Set problem: Repeat the listing lines exactly, starting with the line that contains "rank-badge: 3 bbox=[50, 700, 96, 746]" and going on through the line that contains "unit-label: 毫克 / 100克 bbox=[465, 1017, 657, 1053]".

Stored data
++++++++

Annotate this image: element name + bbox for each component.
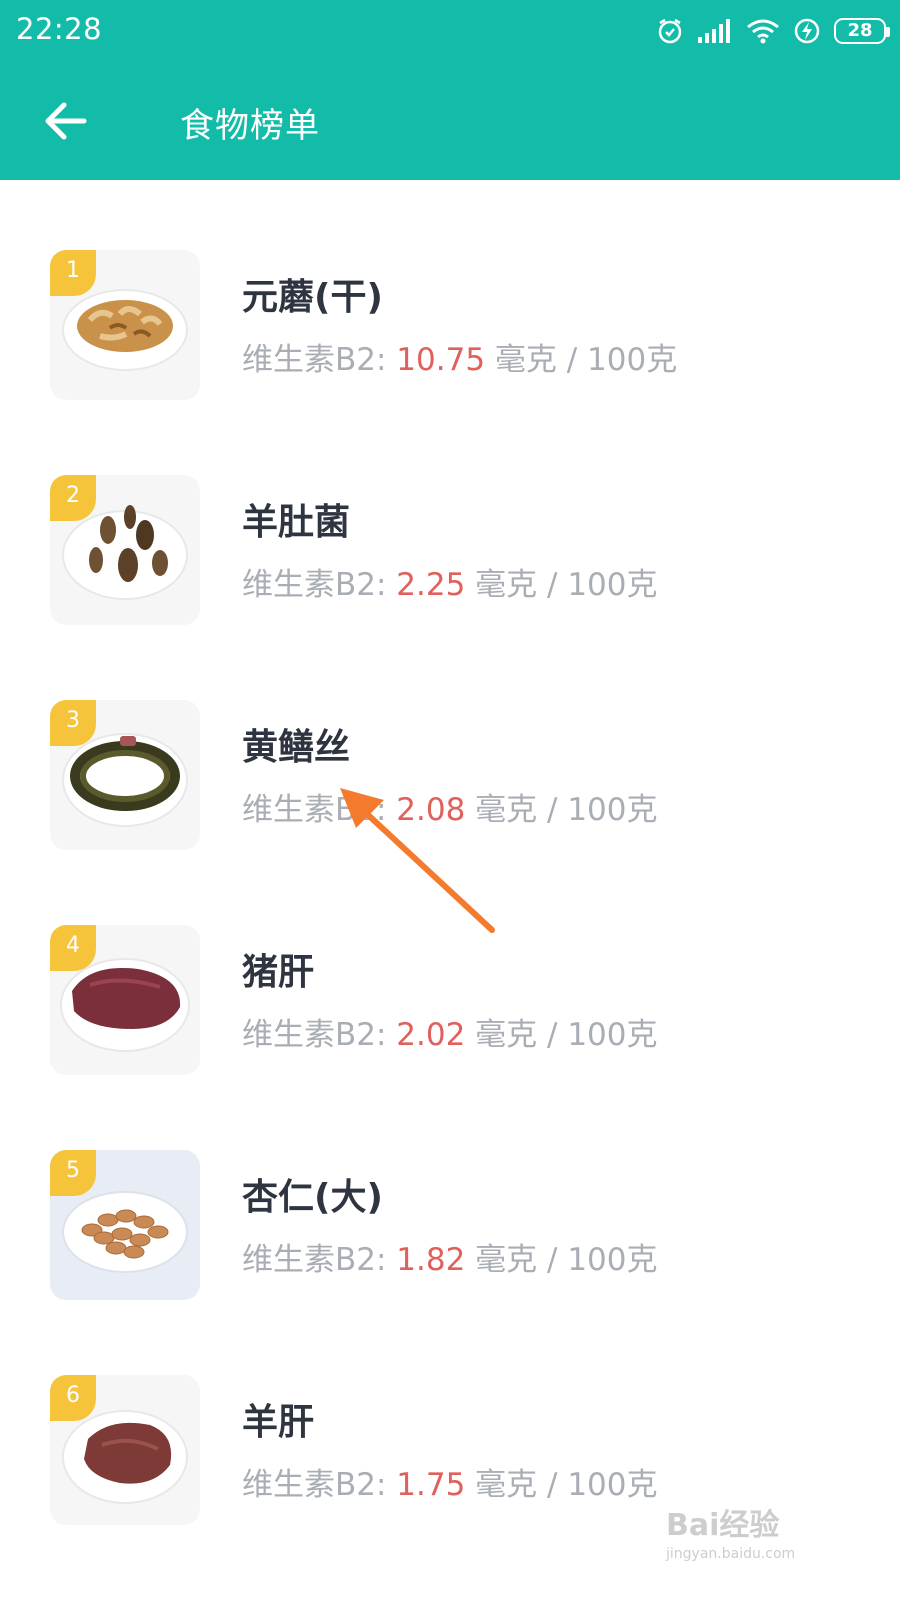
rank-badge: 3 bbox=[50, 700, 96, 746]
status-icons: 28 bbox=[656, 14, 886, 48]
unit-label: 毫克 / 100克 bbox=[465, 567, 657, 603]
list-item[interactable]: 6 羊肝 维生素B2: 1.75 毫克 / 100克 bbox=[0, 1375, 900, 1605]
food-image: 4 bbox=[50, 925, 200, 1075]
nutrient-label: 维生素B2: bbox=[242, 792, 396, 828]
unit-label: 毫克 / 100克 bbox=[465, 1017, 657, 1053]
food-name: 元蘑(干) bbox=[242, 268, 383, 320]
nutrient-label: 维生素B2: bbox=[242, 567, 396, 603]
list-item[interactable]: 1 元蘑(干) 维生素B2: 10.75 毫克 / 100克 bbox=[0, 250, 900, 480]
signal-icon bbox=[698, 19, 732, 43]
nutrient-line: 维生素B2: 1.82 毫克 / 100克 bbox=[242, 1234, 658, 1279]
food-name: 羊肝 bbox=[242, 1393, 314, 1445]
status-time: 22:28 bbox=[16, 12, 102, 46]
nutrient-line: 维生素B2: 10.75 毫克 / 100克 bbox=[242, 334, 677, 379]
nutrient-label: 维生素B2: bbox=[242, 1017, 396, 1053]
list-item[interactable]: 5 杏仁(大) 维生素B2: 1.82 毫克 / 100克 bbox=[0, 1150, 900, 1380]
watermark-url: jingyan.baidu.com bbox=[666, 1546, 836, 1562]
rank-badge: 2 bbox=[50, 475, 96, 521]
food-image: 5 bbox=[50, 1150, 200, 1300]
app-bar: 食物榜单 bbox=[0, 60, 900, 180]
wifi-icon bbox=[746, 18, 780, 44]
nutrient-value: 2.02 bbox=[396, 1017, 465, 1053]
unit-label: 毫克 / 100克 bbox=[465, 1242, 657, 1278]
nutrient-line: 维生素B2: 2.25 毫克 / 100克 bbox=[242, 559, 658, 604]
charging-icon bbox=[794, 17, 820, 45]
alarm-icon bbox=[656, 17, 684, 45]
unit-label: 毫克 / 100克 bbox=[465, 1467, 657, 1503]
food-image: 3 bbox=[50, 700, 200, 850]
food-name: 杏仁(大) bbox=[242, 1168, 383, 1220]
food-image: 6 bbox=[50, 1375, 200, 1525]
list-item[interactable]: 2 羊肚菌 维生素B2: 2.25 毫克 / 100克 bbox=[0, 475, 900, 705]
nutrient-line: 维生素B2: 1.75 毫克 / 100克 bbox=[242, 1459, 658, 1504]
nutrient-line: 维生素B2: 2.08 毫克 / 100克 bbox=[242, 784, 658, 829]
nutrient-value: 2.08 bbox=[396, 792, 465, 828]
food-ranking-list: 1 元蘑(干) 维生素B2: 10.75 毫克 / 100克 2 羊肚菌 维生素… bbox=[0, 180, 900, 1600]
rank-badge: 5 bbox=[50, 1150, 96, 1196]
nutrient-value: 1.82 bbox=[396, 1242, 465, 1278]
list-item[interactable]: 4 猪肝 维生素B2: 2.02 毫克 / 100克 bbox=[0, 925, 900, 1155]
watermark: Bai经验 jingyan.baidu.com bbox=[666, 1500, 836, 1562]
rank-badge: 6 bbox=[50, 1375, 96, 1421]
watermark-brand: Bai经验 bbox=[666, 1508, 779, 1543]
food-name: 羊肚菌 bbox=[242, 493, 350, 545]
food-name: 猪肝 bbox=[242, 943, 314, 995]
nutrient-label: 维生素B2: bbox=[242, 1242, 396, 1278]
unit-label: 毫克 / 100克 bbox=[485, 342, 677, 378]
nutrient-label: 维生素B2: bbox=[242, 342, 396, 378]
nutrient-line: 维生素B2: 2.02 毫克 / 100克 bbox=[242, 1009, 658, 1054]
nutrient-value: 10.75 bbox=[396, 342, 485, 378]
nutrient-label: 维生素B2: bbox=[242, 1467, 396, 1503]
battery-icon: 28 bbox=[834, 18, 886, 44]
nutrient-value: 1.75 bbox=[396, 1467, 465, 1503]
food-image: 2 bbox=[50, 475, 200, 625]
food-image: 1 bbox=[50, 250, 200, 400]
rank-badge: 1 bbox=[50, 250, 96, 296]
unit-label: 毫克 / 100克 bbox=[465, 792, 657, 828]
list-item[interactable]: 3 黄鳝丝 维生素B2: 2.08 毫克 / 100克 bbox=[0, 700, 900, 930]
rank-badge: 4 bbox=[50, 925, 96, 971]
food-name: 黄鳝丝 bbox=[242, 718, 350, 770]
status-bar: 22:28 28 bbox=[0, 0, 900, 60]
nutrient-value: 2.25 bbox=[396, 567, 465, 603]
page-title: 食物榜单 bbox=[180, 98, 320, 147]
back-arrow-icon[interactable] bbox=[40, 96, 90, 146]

++++++++

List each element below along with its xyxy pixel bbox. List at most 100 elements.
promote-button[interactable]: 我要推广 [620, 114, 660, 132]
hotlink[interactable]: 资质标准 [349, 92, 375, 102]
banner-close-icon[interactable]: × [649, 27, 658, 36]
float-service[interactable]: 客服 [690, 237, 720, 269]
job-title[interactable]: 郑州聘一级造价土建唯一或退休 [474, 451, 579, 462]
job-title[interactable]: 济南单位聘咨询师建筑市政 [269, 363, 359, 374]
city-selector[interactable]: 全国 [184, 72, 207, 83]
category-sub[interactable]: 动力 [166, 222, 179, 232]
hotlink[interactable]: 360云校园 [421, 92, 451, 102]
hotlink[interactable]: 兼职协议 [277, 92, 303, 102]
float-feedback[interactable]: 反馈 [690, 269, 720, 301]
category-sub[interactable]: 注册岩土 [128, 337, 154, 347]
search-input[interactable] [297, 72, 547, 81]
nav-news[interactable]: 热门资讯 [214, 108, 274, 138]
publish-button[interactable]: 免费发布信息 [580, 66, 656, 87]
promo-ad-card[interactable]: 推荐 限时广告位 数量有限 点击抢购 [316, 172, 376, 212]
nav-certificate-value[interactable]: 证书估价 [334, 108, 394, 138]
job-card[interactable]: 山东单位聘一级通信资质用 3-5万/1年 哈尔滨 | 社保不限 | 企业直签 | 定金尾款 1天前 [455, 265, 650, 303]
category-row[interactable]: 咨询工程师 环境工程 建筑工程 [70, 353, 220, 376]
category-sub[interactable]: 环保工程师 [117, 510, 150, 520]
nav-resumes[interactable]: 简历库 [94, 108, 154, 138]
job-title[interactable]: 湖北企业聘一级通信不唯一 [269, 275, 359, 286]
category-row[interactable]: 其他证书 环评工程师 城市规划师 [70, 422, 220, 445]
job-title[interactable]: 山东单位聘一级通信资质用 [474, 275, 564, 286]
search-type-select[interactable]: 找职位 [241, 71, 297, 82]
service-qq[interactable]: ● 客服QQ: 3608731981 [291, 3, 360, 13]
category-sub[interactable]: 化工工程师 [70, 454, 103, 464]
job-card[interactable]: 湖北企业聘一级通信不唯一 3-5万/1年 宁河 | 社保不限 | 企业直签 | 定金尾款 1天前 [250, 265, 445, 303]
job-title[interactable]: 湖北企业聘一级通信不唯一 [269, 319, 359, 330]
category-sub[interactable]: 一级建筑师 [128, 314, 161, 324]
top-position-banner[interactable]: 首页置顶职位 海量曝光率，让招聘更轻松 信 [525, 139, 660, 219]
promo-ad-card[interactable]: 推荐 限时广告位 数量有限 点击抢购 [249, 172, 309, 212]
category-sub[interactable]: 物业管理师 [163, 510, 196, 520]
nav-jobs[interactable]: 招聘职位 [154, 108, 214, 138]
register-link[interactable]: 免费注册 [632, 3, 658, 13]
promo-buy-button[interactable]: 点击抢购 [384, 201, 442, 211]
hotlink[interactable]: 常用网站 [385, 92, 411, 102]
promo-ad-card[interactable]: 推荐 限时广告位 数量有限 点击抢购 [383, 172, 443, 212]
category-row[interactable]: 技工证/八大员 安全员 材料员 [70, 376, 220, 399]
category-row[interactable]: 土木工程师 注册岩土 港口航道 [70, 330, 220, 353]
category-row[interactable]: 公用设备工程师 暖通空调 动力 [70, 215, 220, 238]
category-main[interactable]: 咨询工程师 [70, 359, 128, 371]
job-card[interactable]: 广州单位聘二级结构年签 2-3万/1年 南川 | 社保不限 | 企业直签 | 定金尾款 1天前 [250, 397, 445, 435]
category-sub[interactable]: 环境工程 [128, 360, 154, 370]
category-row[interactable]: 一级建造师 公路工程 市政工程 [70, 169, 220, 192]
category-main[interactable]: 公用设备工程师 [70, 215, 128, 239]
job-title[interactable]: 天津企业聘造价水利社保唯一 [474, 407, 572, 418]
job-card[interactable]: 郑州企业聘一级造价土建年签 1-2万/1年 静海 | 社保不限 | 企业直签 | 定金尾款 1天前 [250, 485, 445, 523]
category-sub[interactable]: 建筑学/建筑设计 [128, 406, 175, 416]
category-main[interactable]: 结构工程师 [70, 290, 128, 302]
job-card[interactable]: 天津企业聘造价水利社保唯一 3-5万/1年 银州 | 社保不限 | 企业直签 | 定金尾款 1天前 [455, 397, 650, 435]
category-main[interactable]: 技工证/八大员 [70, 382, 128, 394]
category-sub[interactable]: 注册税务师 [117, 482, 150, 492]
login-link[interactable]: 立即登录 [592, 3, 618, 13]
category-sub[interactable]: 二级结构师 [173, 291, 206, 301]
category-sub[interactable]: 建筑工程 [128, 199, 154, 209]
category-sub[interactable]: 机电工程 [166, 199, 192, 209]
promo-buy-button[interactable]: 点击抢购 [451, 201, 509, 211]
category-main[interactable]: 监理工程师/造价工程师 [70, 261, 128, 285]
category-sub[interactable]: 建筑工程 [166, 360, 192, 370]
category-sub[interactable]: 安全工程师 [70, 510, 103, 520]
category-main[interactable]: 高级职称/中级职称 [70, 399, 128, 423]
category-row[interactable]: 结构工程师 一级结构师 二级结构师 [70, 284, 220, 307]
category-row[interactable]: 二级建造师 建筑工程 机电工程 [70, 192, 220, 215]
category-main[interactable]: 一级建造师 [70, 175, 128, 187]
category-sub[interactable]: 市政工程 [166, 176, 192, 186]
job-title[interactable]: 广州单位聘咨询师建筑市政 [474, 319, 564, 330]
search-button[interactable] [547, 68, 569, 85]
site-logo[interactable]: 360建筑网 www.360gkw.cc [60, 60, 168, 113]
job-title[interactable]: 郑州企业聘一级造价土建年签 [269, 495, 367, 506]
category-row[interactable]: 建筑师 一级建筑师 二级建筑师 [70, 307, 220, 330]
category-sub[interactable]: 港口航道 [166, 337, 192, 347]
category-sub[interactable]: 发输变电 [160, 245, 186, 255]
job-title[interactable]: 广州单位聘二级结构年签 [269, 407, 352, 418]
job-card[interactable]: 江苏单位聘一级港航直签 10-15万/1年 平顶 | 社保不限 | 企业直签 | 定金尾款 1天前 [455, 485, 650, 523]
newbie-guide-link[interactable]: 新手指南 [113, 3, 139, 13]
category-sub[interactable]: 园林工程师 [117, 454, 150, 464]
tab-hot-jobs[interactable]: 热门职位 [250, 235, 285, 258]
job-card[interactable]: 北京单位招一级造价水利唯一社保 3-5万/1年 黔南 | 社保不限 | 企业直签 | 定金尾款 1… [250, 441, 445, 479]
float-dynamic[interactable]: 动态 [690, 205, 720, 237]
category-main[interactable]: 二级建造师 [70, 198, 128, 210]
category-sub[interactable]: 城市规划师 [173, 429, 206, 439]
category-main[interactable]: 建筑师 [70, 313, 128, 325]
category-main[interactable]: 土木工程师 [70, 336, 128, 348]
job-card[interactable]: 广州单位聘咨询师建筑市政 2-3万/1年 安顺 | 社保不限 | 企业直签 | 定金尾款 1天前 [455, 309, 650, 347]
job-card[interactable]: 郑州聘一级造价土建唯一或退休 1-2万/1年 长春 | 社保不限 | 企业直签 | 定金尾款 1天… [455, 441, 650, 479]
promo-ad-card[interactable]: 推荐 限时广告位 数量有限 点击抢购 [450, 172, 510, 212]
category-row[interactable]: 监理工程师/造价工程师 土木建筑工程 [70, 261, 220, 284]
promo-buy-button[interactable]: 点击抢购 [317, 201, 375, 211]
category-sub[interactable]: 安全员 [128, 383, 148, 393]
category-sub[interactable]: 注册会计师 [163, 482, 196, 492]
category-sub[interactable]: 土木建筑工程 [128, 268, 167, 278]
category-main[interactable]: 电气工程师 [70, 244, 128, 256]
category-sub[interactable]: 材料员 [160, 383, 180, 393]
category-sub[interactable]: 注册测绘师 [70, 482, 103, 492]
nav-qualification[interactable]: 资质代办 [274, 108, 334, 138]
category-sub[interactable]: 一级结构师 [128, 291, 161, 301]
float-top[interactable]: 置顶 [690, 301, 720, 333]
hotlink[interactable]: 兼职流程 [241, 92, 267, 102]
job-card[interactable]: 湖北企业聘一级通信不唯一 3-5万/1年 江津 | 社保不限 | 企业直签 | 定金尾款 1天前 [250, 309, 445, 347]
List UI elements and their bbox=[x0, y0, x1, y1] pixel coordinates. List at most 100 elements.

++++++++

Result of this exercise:
rank-badge: 3 bbox=[50, 700, 96, 746]
status-icons: 28 bbox=[656, 14, 886, 48]
unit-label: 毫克 / 100克 bbox=[465, 567, 657, 603]
list-item[interactable]: 6 羊肝 维生素B2: 1.75 毫克 / 100克 bbox=[0, 1375, 900, 1605]
food-image: 4 bbox=[50, 925, 200, 1075]
nutrient-label: 维生素B2: bbox=[242, 792, 396, 828]
unit-label: 毫克 / 100克 bbox=[465, 1017, 657, 1053]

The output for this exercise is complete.